**Exercise instructions:** Lines holding the string "reposted" are the ones to copy from this listing.

[Records from a data collection]
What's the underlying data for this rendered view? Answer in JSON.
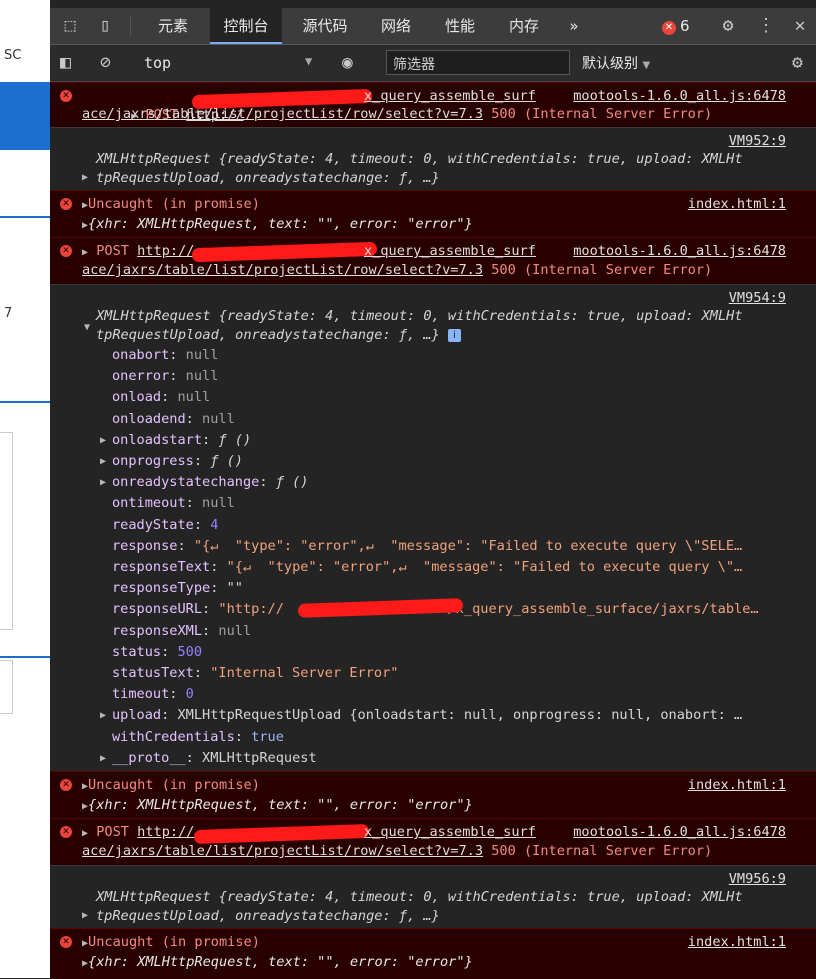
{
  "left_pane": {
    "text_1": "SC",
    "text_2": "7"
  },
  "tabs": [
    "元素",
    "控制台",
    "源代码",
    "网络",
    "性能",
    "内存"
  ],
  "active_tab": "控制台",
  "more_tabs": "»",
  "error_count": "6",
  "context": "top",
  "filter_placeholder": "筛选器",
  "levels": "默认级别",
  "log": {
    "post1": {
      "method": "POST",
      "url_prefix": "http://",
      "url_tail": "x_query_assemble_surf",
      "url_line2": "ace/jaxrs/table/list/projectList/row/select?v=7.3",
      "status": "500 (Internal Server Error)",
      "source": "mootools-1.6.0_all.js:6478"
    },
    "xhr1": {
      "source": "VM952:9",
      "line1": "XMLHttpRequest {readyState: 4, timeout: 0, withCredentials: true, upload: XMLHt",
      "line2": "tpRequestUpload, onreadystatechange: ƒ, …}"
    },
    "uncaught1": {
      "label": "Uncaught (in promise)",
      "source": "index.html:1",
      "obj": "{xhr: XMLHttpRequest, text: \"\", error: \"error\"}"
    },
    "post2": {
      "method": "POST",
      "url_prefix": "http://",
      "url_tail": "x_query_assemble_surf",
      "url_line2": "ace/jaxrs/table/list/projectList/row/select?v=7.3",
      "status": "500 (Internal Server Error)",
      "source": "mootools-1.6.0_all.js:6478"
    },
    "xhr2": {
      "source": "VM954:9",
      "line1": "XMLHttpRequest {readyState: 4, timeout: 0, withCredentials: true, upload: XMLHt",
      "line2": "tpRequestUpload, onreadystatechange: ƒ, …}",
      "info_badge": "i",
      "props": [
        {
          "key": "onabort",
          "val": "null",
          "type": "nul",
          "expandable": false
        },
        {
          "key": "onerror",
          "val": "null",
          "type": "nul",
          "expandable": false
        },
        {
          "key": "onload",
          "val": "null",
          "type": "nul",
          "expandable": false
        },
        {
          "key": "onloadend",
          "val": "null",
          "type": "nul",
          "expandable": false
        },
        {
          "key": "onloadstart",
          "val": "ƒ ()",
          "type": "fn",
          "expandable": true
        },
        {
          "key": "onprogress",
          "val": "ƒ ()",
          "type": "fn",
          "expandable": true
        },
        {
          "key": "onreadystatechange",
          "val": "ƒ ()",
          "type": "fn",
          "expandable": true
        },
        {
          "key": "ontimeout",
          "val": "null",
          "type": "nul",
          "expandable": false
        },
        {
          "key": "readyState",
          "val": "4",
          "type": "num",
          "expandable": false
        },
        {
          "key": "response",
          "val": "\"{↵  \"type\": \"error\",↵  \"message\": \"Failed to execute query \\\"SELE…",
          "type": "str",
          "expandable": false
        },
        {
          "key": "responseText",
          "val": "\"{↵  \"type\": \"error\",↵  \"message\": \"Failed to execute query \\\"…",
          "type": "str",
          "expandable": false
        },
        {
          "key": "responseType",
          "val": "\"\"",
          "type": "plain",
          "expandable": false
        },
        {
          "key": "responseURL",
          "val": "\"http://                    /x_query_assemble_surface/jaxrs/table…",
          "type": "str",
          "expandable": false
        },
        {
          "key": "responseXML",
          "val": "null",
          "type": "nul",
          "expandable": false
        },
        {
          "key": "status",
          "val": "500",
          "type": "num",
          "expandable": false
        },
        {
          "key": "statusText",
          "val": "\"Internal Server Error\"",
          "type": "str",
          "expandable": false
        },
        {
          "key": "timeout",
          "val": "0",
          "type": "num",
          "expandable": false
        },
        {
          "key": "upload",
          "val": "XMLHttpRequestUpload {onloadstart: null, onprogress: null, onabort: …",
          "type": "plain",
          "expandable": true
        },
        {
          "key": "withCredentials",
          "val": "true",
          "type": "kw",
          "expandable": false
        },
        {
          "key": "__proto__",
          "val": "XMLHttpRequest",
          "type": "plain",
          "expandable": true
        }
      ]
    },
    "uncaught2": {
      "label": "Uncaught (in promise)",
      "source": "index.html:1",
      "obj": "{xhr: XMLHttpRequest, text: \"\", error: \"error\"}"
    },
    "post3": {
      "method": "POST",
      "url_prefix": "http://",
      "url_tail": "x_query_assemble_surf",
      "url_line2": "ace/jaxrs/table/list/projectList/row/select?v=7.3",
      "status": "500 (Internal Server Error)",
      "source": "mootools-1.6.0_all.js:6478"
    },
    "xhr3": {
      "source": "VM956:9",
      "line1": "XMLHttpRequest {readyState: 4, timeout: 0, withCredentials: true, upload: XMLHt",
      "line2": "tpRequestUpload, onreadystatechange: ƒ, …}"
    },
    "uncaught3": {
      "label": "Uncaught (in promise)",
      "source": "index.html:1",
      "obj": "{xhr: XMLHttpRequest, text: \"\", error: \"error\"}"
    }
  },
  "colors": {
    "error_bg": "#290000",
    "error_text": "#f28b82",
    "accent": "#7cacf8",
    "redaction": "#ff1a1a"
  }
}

* * *

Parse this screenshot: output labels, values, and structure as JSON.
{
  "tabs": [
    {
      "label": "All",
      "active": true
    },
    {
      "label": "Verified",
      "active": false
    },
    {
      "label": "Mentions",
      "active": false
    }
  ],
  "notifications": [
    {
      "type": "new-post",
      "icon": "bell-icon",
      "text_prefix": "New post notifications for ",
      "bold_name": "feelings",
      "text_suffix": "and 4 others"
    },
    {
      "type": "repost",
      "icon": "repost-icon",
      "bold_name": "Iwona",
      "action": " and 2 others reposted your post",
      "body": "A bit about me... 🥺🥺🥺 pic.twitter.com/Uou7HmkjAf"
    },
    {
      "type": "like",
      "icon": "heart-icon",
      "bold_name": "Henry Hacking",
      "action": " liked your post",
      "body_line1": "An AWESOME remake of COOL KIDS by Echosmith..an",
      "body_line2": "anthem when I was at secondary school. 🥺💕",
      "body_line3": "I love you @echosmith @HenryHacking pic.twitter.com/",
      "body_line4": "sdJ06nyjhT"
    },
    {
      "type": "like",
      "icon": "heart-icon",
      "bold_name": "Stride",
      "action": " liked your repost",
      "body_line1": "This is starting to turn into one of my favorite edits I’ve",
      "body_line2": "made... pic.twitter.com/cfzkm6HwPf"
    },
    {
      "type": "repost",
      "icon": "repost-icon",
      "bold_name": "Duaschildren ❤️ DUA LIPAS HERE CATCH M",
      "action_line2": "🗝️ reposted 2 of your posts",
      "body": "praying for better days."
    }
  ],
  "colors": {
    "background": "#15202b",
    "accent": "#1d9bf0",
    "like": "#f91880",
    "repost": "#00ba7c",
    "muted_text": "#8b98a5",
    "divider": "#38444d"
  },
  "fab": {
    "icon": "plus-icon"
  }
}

**Output of the task:**
      "action": " and 2 others reposted your post",
      "action_line2": "🗝️ reposted 2 of your posts",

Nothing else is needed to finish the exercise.